(Provided data)
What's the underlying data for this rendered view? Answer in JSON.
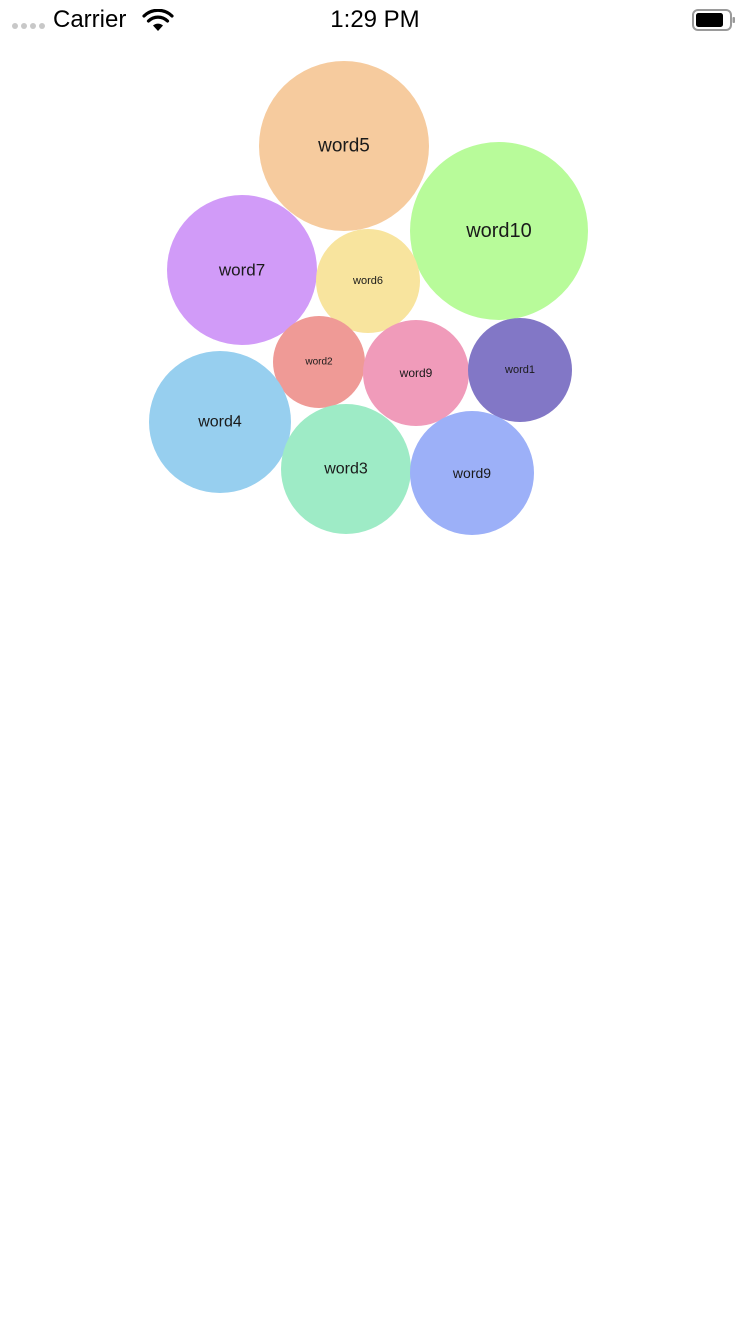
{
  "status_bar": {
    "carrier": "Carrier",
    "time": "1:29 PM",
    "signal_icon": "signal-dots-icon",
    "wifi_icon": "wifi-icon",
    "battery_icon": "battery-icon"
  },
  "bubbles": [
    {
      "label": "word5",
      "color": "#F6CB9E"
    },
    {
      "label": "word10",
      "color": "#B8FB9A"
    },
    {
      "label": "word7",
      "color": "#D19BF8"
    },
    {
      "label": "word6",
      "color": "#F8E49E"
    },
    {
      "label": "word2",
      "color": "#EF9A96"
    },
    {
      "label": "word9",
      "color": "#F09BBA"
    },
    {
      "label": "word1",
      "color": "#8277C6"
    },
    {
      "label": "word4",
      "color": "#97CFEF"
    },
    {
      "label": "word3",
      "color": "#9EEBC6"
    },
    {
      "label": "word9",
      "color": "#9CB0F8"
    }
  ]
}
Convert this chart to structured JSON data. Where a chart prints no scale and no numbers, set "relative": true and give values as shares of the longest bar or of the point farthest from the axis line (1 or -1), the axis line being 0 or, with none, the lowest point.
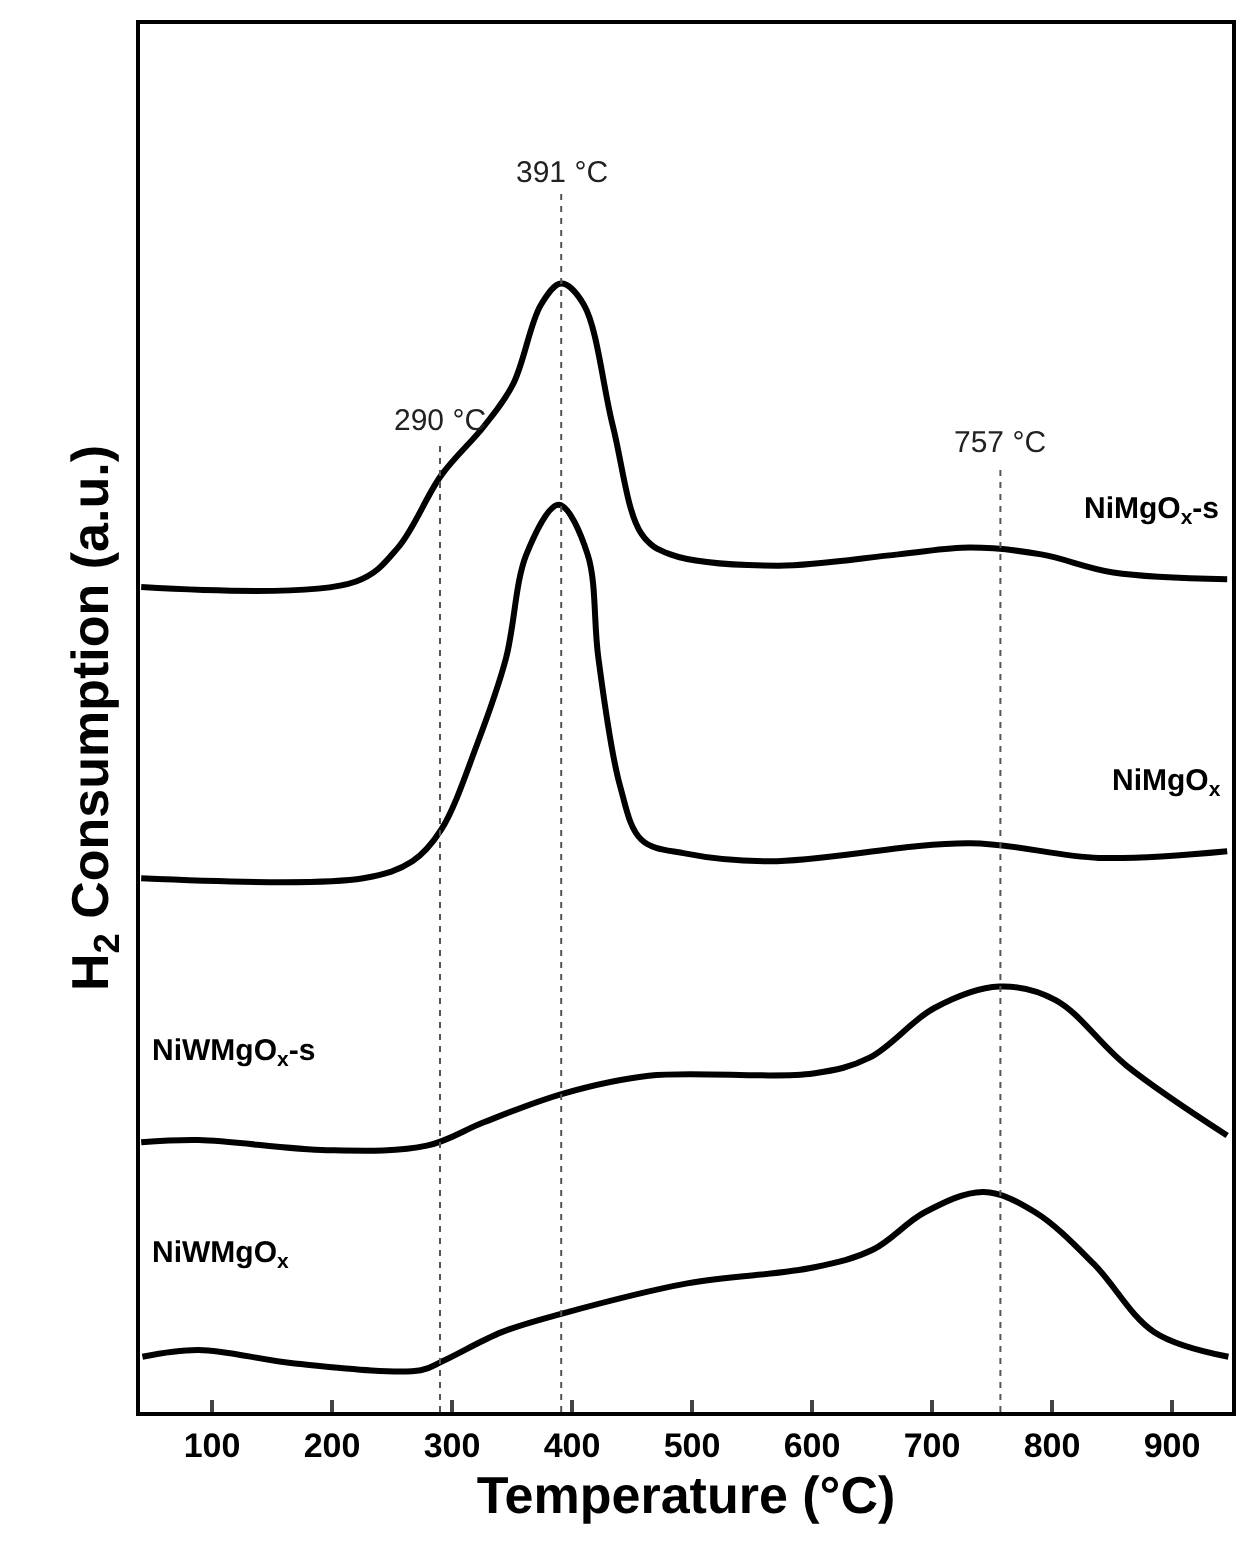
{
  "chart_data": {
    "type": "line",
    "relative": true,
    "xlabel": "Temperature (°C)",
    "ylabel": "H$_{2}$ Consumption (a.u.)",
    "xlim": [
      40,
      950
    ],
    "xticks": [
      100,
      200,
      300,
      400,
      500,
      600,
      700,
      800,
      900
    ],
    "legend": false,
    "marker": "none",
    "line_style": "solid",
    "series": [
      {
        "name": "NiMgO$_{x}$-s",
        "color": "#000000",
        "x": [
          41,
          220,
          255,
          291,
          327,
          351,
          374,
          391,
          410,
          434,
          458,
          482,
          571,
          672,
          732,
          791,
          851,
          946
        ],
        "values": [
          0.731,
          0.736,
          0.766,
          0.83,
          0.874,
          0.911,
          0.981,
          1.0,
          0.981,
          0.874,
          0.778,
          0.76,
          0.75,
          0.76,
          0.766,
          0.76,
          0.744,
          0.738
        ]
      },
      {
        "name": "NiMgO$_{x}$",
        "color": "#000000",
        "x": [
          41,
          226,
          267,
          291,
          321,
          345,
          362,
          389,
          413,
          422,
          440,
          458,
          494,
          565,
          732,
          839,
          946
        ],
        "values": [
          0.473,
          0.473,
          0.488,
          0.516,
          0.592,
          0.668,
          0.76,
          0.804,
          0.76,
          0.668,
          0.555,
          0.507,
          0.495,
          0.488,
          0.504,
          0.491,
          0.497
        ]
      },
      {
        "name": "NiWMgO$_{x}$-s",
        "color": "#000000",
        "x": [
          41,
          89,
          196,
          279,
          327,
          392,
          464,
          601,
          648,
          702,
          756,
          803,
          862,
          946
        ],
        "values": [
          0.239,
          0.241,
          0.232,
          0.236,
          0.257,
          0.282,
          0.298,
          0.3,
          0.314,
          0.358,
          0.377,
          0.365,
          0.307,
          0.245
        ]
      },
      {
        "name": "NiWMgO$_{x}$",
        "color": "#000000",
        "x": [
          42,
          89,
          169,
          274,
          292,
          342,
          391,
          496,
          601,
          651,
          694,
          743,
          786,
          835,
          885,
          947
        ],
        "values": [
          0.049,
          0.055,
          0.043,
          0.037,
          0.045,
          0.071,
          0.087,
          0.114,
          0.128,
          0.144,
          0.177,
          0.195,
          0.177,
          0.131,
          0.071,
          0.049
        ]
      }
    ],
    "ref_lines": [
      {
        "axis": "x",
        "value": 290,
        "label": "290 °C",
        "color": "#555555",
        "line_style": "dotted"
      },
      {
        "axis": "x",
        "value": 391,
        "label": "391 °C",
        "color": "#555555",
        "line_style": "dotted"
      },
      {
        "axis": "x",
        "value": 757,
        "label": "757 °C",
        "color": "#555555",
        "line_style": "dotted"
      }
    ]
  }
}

(Goal) Copy out all lines where the word "JSON" appears.

(Response to this exercise)
What's the underlying data for this rendered view? Answer in JSON.
Convert this chart to structured JSON data. Where a chart prints no scale and no numbers, set "relative": true and give values as shares of the longest bar or of the point farthest from the axis line (1 or -1), the axis line being 0 or, with none, the lowest point.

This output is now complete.